WHAT YOU NEED TO DO -> Return a copy of every line in the records that includes the word "pågående".

RECORDS FOR THE EXERCISE ->
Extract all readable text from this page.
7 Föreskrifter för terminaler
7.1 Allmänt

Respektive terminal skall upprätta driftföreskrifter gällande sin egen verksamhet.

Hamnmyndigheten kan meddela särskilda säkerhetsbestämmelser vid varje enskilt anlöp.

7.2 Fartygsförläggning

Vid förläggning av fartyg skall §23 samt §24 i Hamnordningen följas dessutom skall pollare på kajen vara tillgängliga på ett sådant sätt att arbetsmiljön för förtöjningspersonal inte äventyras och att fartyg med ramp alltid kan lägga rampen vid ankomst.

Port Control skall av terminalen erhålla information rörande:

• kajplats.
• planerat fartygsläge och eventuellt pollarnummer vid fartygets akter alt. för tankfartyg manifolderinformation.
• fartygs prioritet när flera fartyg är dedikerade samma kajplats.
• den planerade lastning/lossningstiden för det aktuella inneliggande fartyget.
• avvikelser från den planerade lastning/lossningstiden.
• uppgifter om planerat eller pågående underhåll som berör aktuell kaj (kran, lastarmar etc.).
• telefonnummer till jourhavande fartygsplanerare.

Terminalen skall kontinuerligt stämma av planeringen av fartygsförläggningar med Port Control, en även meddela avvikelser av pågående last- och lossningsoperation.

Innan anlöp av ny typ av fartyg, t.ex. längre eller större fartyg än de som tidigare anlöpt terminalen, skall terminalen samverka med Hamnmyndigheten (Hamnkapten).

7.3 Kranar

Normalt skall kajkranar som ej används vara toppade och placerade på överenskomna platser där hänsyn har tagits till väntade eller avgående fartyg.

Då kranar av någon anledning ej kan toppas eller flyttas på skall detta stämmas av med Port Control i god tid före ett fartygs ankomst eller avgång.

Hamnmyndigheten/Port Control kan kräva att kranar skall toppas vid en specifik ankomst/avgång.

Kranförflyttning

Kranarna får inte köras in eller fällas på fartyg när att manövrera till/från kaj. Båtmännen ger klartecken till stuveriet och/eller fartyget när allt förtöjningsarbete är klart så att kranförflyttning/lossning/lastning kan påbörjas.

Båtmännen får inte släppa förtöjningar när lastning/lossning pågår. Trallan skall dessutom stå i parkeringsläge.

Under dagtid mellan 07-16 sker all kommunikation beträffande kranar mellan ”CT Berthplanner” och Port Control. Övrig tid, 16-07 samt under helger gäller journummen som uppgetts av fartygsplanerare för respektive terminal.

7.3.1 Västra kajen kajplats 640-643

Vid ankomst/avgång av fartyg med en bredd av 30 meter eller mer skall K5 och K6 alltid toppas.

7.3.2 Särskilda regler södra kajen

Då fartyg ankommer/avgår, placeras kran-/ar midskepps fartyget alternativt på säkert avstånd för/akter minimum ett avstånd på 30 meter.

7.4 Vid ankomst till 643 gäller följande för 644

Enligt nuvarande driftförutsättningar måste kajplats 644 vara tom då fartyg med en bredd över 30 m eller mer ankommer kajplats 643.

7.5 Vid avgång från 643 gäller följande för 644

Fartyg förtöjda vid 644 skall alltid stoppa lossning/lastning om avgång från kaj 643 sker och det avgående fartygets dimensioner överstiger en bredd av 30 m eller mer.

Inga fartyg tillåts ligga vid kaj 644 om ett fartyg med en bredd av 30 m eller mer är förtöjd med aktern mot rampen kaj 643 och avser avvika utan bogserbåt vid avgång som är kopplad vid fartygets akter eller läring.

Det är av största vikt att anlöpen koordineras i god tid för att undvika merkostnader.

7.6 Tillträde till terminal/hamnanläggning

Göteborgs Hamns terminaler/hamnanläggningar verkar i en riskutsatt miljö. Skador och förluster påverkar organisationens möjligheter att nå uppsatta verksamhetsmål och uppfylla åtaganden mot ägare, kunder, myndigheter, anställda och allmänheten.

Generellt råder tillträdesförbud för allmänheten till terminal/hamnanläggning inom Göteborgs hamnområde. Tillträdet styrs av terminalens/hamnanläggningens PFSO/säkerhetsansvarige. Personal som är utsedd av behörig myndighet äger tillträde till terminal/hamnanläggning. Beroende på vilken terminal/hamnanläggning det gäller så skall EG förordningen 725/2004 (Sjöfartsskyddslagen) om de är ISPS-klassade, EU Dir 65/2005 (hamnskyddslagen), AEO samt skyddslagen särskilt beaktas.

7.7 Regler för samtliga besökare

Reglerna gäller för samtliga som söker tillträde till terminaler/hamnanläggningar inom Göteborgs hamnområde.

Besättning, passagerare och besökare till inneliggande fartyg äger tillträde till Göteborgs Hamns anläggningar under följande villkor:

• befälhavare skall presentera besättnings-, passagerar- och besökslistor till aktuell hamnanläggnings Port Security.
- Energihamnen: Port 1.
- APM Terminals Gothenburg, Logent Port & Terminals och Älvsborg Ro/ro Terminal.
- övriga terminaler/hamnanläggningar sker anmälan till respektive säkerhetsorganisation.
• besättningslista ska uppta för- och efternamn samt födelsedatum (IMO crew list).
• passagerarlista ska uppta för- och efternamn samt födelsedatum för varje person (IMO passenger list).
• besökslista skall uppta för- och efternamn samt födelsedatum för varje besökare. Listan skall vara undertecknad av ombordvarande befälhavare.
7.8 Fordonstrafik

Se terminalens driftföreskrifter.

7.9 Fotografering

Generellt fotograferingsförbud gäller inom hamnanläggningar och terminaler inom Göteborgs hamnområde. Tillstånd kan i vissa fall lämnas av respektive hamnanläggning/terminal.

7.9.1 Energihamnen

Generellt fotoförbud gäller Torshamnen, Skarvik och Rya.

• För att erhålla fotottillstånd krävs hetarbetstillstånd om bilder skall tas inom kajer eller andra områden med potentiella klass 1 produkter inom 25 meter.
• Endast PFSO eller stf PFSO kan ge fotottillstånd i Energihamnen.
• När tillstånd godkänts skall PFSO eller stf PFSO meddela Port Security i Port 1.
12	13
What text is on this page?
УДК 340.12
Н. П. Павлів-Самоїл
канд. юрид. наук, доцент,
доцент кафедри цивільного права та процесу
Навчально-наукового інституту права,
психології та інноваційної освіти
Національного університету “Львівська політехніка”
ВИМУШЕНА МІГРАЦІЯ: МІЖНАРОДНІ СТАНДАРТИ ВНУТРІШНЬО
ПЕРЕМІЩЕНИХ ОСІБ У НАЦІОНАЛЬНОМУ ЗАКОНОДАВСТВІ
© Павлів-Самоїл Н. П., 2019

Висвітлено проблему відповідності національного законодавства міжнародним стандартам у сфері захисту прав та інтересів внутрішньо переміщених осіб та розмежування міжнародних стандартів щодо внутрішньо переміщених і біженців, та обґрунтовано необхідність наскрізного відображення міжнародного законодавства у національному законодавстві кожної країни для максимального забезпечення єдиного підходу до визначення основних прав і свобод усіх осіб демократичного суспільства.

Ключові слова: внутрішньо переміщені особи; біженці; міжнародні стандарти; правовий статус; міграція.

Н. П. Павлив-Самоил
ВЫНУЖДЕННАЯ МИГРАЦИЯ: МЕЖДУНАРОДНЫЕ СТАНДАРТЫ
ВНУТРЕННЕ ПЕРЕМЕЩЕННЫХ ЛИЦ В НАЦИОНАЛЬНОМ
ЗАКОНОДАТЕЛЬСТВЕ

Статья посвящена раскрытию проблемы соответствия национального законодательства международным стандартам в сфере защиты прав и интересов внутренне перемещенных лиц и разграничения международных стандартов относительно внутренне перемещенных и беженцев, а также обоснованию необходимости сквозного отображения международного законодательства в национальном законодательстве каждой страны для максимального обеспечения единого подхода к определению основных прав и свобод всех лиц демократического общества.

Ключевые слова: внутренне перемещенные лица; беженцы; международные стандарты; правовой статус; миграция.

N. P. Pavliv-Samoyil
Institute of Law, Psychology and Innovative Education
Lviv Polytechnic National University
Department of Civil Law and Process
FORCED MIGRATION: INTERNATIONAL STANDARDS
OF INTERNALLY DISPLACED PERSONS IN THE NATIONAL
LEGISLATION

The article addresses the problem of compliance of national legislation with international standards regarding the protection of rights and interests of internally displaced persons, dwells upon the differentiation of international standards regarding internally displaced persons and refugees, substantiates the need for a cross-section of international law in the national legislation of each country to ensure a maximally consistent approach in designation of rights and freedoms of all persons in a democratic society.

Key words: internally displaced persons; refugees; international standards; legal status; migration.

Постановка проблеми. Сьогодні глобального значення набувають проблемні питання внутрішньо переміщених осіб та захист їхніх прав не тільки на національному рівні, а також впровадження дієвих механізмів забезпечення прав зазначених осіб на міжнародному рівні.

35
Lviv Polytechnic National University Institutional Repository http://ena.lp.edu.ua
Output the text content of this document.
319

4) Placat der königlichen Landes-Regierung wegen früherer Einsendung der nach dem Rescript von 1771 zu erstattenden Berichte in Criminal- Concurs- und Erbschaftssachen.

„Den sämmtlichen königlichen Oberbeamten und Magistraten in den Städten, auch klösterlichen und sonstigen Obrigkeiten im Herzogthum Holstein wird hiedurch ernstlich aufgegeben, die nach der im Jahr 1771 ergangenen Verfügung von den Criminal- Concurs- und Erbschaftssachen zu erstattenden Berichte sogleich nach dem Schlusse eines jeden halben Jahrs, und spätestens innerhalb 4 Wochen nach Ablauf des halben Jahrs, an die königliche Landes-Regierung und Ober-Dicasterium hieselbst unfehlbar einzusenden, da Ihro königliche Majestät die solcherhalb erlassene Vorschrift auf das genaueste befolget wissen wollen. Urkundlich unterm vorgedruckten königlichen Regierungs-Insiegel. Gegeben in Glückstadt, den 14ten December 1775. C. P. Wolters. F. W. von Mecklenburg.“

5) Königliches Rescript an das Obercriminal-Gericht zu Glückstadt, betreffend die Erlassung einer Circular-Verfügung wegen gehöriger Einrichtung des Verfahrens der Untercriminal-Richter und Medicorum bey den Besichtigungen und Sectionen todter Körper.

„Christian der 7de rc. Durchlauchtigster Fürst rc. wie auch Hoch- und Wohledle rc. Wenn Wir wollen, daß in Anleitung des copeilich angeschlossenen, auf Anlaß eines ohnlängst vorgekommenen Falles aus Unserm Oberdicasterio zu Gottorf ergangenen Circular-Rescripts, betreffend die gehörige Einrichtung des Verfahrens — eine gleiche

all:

CORRECT RESPONSE ->
• uppgifter om planerat eller pågående underhåll som berör aktuell kaj (kran, lastarmar etc.).
Terminalen skall kontinuerligt stämma av planeringen av fartygsförläggningar med Port Control, en även meddela avvikelser av pågående last- och lossningsoperation.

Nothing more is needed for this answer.